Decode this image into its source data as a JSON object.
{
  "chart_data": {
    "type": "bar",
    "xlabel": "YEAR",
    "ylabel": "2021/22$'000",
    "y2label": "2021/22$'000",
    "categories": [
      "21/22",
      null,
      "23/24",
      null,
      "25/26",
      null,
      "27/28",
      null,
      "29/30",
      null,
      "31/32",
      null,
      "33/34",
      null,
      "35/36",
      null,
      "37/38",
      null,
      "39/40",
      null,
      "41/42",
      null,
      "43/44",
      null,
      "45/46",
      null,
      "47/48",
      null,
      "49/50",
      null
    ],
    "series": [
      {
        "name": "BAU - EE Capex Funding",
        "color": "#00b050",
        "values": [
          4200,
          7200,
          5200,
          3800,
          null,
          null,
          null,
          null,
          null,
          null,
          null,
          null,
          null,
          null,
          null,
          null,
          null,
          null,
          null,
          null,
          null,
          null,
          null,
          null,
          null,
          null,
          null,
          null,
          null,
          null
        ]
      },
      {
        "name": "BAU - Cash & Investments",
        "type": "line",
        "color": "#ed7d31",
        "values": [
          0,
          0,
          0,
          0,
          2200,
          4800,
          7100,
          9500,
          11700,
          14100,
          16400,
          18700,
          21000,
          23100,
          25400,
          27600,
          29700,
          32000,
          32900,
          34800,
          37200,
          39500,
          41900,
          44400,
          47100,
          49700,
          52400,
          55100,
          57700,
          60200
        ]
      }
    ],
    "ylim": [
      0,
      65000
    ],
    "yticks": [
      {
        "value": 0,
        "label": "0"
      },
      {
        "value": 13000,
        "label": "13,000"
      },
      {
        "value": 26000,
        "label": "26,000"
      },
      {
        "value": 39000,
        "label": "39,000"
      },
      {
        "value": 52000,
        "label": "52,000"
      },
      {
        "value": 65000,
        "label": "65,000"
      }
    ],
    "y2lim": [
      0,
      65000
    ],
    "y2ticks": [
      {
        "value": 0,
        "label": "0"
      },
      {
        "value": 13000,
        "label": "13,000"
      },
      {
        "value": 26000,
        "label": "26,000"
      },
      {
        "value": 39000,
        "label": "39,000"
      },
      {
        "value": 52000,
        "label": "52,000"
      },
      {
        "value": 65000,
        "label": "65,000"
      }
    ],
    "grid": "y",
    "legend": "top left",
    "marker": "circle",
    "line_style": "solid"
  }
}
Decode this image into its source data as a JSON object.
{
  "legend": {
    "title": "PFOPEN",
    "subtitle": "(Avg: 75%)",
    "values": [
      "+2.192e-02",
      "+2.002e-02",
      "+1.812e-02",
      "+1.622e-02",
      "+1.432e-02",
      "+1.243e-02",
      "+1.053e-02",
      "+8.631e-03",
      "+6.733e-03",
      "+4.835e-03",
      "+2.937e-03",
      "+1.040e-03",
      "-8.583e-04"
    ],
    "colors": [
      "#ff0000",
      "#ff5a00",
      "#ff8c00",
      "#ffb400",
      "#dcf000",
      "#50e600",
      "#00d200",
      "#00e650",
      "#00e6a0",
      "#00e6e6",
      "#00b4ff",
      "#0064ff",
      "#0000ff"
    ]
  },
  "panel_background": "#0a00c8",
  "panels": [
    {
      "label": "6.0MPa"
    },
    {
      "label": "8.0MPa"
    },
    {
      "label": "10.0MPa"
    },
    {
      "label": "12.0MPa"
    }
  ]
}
========================================================================
§ Directions
Your task is to reproduce all of the records exactly.

§ The output
Decode this image into its source data as a JSON object.
{
  "chart_data": {
    "type": "bar",
    "xlabel": "YEAR",
    "ylabel": "2021/22$'000",
    "y2label": "2021/22$'000",
    "categories": [
      "21/22",
      null,
      "23/24",
      null,
      "25/26",
      null,
      "27/28",
      null,
      "29/30",
      null,
      "31/32",
      null,
      "33/34",
      null,
      "35/36",
      null,
      "37/38",
      null,
      "39/40",
      null,
      "41/42",
      null,
      "43/44",
      null,
      "45/46",
      null,
      "47/48",
      null,
      "49/50",
      null
    ],
    "series": [
      {
        "name": "BAU - EE Capex Funding",
        "color": "#00b050",
        "values": [
          4200,
          7200,
          5200,
          3800,
          null,
          null,
          null,
          null,
          null,
          null,
          null,
          null,
          null,
          null,
          null,
          null,
          null,
          null,
          null,
          null,
          null,
          null,
          null,
          null,
          null,
          null,
          null,
          null,
          null,
          null
        ]
      },
      {
        "name": "BAU - Cash & Investments",
        "type": "line",
        "color": "#ed7d31",
        "values": [
          0,
          0,
          0,
          0,
          2200,
          4800,
          7100,
          9500,
          11700,
          14100,
          16400,
          18700,
          21000,
          23100,
          25400,
          27600,
          29700,
          32000,
          32900,
          34800,
          37200,
          39500,
          41900,
          44400,
          47100,
          49700,
          52400,
          55100,
          57700,
          60200
        ]
      }
    ],
    "ylim": [
      0,
      65000
    ],
    "yticks": [
      {
        "value": 0,
        "label": "0"
      },
      {
        "value": 13000,
        "label": "13,000"
      },
      {
        "value": 26000,
        "label": "26,000"
      },
      {
        "value": 39000,
        "label": "39,000"
      },
      {
        "value": 52000,
        "label": "52,000"
      },
      {
        "value": 65000,
        "label": "65,000"
      }
    ],
    "y2lim": [
      0,
      65000
    ],
    "y2ticks": [
      {
        "value": 0,
        "label": "0"
      },
      {
        "value": 13000,
        "label": "13,000"
      },
      {
        "value": 26000,
        "label": "26,000"
      },
      {
        "value": 39000,
        "label": "39,000"
      },
      {
        "value": 52000,
        "label": "52,000"
      },
      {
        "value": 65000,
        "label": "65,000"
      }
    ],
    "grid": "y",
    "legend": "top left",
    "marker": "circle",
    "line_style": "solid"
  }
}
Decode this image into its source data as a JSON object.
{
  "legend": {
    "title": "PFOPEN",
    "subtitle": "(Avg: 75%)",
    "values": [
      "+2.192e-02",
      "+2.002e-02",
      "+1.812e-02",
      "+1.622e-02",
      "+1.432e-02",
      "+1.243e-02",
      "+1.053e-02",
      "+8.631e-03",
      "+6.733e-03",
      "+4.835e-03",
      "+2.937e-03",
      "+1.040e-03",
      "-8.583e-04"
    ],
    "colors": [
      "#ff0000",
      "#ff5a00",
      "#ff8c00",
      "#ffb400",
      "#dcf000",
      "#50e600",
      "#00d200",
      "#00e650",
      "#00e6a0",
      "#00e6e6",
      "#00b4ff",
      "#0064ff",
      "#0000ff"
    ]
  },
  "panel_background": "#0a00c8",
  "panels": [
    {
      "label": "6.0MPa"
    },
    {
      "label": "8.0MPa"
    },
    {
      "label": "10.0MPa"
    },
    {
      "label": "12.0MPa"
    }
  ]
}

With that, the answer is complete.